> **EXERCISE**: Every record below should be printed exactly as given.

> **ENTRIES SHOWN**:
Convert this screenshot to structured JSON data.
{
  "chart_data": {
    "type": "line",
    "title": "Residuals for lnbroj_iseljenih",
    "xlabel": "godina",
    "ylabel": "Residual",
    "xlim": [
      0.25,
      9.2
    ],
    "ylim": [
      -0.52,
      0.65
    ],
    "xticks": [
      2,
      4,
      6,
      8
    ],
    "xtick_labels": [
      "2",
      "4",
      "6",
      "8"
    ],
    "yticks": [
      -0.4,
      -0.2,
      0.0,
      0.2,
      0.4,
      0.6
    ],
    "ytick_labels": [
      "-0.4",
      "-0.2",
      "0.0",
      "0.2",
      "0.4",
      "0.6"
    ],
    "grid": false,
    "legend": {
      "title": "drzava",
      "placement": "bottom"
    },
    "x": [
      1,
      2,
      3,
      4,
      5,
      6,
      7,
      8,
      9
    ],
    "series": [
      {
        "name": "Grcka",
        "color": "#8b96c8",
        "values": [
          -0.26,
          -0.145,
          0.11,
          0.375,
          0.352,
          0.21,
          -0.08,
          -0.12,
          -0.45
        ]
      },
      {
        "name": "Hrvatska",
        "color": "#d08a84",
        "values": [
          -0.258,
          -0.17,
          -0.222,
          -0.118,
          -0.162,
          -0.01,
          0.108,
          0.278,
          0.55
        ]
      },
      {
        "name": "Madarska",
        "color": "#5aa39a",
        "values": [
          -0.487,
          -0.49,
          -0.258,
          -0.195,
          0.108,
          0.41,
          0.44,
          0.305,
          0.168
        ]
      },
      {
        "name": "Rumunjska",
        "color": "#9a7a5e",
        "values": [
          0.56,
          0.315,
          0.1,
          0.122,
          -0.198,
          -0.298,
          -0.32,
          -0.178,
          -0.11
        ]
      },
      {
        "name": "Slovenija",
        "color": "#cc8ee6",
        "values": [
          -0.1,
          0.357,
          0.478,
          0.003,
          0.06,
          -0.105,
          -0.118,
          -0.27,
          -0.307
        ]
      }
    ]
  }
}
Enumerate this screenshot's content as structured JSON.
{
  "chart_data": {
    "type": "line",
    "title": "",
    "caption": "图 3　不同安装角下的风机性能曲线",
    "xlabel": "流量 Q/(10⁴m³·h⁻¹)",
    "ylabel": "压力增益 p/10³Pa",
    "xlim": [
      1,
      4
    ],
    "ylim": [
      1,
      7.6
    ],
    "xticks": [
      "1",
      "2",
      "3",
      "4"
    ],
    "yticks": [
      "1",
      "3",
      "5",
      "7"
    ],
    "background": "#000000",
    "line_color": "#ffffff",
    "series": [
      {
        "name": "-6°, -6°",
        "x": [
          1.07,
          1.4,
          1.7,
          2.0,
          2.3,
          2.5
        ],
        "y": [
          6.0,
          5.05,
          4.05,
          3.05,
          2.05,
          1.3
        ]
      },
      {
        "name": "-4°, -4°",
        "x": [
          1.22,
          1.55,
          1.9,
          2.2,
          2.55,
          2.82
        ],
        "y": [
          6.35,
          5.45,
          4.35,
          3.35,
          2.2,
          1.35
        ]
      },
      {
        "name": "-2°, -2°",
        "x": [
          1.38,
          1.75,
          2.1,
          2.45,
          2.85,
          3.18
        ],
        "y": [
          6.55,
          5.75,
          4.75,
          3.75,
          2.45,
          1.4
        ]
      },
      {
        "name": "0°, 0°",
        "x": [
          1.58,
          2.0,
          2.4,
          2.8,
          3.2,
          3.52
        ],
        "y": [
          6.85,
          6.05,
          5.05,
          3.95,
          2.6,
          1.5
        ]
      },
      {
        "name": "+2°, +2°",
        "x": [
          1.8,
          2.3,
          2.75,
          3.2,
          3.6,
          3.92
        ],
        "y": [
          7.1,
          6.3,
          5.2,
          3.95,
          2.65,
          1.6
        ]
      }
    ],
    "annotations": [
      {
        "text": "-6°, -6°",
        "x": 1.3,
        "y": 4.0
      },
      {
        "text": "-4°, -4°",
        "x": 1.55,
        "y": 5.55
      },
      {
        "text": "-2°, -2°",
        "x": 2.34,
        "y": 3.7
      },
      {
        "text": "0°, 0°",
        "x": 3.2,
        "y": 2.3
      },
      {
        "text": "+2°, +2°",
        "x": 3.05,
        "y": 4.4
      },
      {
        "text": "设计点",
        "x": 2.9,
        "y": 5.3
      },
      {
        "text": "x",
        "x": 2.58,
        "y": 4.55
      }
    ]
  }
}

> **FINISHED EXERCISE**:
Convert this screenshot to structured JSON data.
{
  "chart_data": {
    "type": "line",
    "title": "Residuals for lnbroj_iseljenih",
    "xlabel": "godina",
    "ylabel": "Residual",
    "xlim": [
      0.25,
      9.2
    ],
    "ylim": [
      -0.52,
      0.65
    ],
    "xticks": [
      2,
      4,
      6,
      8
    ],
    "xtick_labels": [
      "2",
      "4",
      "6",
      "8"
    ],
    "yticks": [
      -0.4,
      -0.2,
      0.0,
      0.2,
      0.4,
      0.6
    ],
    "ytick_labels": [
      "-0.4",
      "-0.2",
      "0.0",
      "0.2",
      "0.4",
      "0.6"
    ],
    "grid": false,
    "legend": {
      "title": "drzava",
      "placement": "bottom"
    },
    "x": [
      1,
      2,
      3,
      4,
      5,
      6,
      7,
      8,
      9
    ],
    "series": [
      {
        "name": "Grcka",
        "color": "#8b96c8",
        "values": [
          -0.26,
          -0.145,
          0.11,
          0.375,
          0.352,
          0.21,
          -0.08,
          -0.12,
          -0.45
        ]
      },
      {
        "name": "Hrvatska",
        "color": "#d08a84",
        "values": [
          -0.258,
          -0.17,
          -0.222,
          -0.118,
          -0.162,
          -0.01,
          0.108,
          0.278,
          0.55
        ]
      },
      {
        "name": "Madarska",
        "color": "#5aa39a",
        "values": [
          -0.487,
          -0.49,
          -0.258,
          -0.195,
          0.108,
          0.41,
          0.44,
          0.305,
          0.168
        ]
      },
      {
        "name": "Rumunjska",
        "color": "#9a7a5e",
        "values": [
          0.56,
          0.315,
          0.1,
          0.122,
          -0.198,
          -0.298,
          -0.32,
          -0.178,
          -0.11
        ]
      },
      {
        "name": "Slovenija",
        "color": "#cc8ee6",
        "values": [
          -0.1,
          0.357,
          0.478,
          0.003,
          0.06,
          -0.105,
          -0.118,
          -0.27,
          -0.307
        ]
      }
    ]
  }
}
Enumerate this screenshot's content as structured JSON.
{
  "chart_data": {
    "type": "line",
    "title": "",
    "caption": "图 3　不同安装角下的风机性能曲线",
    "xlabel": "流量 Q/(10⁴m³·h⁻¹)",
    "ylabel": "压力增益 p/10³Pa",
    "xlim": [
      1,
      4
    ],
    "ylim": [
      1,
      7.6
    ],
    "xticks": [
      "1",
      "2",
      "3",
      "4"
    ],
    "yticks": [
      "1",
      "3",
      "5",
      "7"
    ],
    "background": "#000000",
    "line_color": "#ffffff",
    "series": [
      {
        "name": "-6°, -6°",
        "x": [
          1.07,
          1.4,
          1.7,
          2.0,
          2.3,
          2.5
        ],
        "y": [
          6.0,
          5.05,
          4.05,
          3.05,
          2.05,
          1.3
        ]
      },
      {
        "name": "-4°, -4°",
        "x": [
          1.22,
          1.55,
          1.9,
          2.2,
          2.55,
          2.82
        ],
        "y": [
          6.35,
          5.45,
          4.35,
          3.35,
          2.2,
          1.35
        ]
      },
      {
        "name": "-2°, -2°",
        "x": [
          1.38,
          1.75,
          2.1,
          2.45,
          2.85,
          3.18
        ],
        "y": [
          6.55,
          5.75,
          4.75,
          3.75,
          2.45,
          1.4
        ]
      },
      {
        "name": "0°, 0°",
        "x": [
          1.58,
          2.0,
          2.4,
          2.8,
          3.2,
          3.52
        ],
        "y": [
          6.85,
          6.05,
          5.05,
          3.95,
          2.6,
          1.5
        ]
      },
      {
        "name": "+2°, +2°",
        "x": [
          1.8,
          2.3,
          2.75,
          3.2,
          3.6,
          3.92
        ],
        "y": [
          7.1,
          6.3,
          5.2,
          3.95,
          2.65,
          1.6
        ]
      }
    ],
    "annotations": [
      {
        "text": "-6°, -6°",
        "x": 1.3,
        "y": 4.0
      },
      {
        "text": "-4°, -4°",
        "x": 1.55,
        "y": 5.55
      },
      {
        "text": "-2°, -2°",
        "x": 2.34,
        "y": 3.7
      },
      {
        "text": "0°, 0°",
        "x": 3.2,
        "y": 2.3
      },
      {
        "text": "+2°, +2°",
        "x": 3.05,
        "y": 4.4
      },
      {
        "text": "设计点",
        "x": 2.9,
        "y": 5.3
      },
      {
        "text": "x",
        "x": 2.58,
        "y": 4.55
      }
    ]
  }
}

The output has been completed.